>> START

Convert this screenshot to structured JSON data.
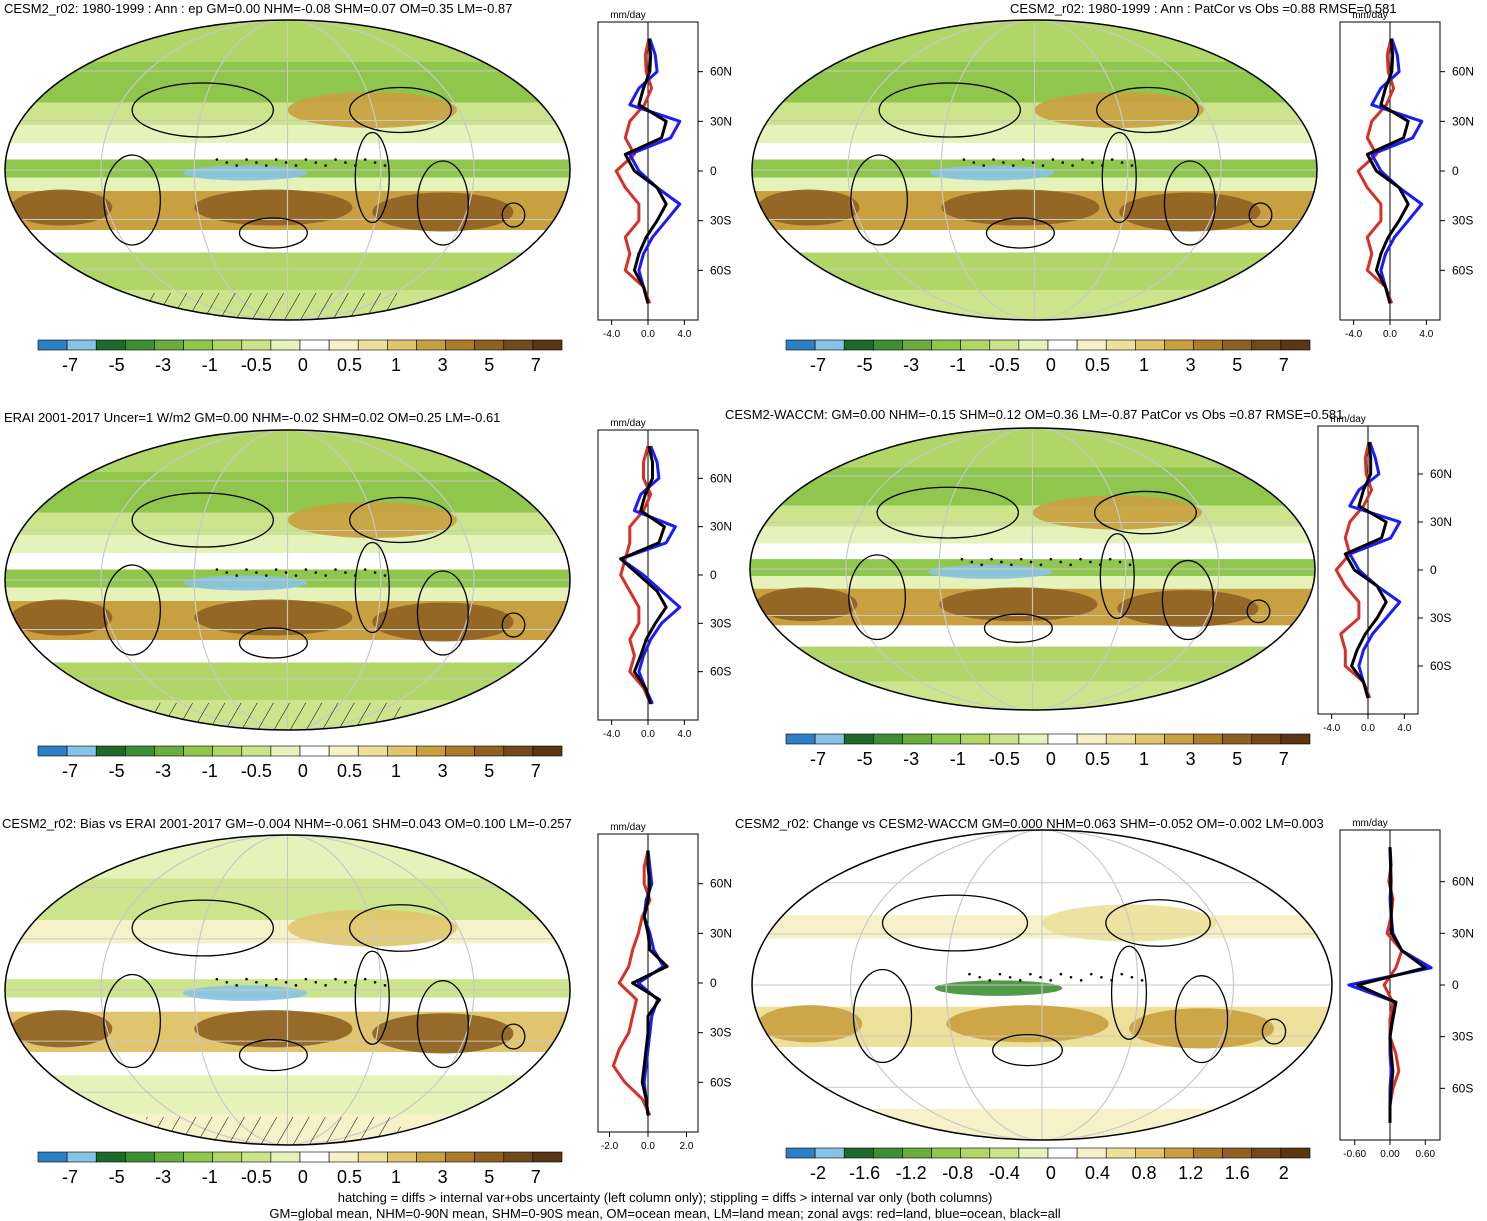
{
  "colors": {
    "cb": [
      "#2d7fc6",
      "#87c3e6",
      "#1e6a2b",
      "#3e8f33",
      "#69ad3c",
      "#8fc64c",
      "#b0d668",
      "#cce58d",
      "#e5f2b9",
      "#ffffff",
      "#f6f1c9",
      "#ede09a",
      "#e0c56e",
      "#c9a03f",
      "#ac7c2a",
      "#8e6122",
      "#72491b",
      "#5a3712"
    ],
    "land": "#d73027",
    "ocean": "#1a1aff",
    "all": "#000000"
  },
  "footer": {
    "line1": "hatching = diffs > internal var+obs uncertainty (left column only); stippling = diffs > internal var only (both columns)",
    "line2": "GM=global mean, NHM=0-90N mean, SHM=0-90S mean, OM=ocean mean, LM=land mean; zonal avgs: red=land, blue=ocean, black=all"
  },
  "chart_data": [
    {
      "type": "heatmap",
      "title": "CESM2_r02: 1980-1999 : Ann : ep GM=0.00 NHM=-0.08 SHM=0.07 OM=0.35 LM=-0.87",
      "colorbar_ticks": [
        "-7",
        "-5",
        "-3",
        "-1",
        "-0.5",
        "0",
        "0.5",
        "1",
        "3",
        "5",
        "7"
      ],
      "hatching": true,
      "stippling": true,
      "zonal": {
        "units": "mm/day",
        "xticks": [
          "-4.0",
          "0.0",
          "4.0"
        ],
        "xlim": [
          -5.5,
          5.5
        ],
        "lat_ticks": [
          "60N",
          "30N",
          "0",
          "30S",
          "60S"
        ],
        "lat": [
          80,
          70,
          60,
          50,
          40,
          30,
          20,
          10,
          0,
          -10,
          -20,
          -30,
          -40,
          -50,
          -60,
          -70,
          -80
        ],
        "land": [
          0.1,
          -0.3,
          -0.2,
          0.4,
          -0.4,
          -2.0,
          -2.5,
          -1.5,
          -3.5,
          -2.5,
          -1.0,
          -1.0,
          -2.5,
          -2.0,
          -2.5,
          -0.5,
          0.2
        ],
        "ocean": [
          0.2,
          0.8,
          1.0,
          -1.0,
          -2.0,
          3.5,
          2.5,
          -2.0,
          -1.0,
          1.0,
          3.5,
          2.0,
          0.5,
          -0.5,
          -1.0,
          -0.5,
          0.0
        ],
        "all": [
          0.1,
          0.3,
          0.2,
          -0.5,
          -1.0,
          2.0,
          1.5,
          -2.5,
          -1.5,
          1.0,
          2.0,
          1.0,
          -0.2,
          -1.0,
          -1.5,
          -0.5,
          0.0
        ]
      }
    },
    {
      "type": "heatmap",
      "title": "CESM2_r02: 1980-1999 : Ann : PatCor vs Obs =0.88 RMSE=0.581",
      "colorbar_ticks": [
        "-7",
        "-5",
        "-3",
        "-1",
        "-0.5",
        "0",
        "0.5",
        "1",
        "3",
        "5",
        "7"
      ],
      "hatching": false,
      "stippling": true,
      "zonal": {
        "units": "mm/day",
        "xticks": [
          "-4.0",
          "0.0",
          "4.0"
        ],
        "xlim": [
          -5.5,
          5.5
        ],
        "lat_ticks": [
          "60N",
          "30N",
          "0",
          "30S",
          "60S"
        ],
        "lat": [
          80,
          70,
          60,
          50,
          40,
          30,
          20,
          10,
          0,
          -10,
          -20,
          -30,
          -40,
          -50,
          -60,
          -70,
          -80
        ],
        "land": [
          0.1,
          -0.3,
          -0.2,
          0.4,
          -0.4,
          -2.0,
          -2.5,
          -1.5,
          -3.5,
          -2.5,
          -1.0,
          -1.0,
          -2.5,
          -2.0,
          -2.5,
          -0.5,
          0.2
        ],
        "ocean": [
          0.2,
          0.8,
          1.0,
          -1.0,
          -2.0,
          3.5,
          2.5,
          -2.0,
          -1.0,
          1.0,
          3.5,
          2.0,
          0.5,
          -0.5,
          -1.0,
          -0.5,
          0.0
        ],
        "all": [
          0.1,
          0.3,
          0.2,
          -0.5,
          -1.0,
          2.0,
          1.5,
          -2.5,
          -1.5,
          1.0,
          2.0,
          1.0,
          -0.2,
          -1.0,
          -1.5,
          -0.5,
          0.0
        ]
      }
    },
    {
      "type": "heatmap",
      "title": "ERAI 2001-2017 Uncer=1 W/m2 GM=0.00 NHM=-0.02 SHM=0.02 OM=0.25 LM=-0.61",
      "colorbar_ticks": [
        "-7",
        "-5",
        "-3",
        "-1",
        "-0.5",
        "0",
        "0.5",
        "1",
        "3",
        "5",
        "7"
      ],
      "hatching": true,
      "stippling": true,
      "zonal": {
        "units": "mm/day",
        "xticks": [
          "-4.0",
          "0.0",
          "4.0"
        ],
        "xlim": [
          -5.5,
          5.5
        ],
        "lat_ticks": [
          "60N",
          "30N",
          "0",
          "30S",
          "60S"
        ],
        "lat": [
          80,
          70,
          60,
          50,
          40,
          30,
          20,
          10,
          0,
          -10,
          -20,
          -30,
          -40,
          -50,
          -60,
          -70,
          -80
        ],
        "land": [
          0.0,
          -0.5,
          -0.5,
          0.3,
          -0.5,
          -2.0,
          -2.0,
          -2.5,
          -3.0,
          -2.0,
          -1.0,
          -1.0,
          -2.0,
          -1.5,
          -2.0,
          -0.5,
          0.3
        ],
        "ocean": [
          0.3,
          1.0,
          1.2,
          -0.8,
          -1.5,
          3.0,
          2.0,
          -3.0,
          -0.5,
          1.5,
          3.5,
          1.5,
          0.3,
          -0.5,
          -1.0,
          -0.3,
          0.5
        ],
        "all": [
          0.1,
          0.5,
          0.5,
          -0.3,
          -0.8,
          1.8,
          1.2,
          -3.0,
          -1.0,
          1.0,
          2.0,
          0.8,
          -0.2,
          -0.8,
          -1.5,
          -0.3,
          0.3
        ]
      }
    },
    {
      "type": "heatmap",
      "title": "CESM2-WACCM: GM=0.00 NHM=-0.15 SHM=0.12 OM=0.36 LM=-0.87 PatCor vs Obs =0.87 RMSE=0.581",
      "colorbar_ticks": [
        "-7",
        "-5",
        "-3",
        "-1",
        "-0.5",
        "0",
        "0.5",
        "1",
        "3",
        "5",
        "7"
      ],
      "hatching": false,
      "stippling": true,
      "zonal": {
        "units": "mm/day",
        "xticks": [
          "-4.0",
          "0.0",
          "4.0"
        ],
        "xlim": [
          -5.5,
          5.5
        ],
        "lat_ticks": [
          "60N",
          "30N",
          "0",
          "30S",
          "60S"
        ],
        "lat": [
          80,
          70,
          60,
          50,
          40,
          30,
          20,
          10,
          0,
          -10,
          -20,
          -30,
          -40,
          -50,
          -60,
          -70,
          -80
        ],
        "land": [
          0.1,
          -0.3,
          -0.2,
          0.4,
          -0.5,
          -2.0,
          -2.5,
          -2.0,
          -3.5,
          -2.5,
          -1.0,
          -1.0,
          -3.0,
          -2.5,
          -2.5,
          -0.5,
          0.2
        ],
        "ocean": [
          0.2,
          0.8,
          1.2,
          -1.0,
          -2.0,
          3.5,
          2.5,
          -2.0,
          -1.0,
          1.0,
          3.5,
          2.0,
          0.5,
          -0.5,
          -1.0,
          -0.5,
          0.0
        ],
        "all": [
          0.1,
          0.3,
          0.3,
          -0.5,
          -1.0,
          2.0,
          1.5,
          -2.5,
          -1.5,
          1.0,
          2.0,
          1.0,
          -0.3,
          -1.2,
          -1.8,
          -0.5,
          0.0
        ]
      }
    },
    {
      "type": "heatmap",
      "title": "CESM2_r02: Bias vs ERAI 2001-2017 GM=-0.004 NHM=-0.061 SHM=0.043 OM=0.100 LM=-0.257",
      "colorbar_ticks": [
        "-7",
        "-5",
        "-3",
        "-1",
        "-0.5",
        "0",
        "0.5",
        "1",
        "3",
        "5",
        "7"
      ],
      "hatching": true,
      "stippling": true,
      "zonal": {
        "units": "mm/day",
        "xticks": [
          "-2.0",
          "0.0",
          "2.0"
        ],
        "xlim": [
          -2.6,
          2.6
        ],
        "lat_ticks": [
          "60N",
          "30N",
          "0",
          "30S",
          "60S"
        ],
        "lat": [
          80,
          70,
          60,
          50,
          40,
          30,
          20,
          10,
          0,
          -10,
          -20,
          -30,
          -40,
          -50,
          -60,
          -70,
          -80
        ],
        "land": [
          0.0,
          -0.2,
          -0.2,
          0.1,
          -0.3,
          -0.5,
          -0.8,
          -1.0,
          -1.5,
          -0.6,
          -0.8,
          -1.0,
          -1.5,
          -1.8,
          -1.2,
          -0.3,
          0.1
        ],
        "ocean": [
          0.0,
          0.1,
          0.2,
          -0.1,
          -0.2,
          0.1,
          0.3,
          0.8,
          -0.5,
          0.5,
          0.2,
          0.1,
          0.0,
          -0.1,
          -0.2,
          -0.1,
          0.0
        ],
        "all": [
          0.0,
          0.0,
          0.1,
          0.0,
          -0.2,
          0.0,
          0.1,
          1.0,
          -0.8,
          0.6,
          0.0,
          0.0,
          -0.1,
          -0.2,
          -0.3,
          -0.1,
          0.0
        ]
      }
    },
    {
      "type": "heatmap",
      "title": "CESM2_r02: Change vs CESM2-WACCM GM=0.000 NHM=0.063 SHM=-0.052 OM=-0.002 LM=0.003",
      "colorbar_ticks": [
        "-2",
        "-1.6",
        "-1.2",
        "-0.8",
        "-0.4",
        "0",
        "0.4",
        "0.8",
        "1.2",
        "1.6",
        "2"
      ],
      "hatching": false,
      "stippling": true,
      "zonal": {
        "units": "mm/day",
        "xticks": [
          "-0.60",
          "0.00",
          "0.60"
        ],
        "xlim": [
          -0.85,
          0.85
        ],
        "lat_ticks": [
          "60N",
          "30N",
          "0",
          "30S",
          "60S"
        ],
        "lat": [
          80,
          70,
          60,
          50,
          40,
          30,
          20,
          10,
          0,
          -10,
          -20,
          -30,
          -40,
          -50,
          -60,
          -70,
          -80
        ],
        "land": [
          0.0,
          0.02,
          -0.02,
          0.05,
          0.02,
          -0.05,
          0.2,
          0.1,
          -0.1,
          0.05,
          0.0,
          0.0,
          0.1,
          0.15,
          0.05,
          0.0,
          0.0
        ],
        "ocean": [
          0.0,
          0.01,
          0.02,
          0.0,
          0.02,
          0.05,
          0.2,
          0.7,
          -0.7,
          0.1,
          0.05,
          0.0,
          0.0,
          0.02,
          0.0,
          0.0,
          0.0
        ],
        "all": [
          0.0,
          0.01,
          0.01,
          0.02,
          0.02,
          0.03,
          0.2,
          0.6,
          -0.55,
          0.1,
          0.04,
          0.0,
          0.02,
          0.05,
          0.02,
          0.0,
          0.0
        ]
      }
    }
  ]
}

>> END

Your task is to collect every line above that contains the word "PatCor".

Written answer.
      "title": "CESM2_r02: 1980-1999 : Ann : PatCor vs Obs =0.88 RMSE=0.581",
      "title": "CESM2-WACCM: GM=0.00 NHM=-0.15 SHM=0.12 OM=0.36 LM=-0.87 PatCor vs Obs =0.87 RMSE=0.581",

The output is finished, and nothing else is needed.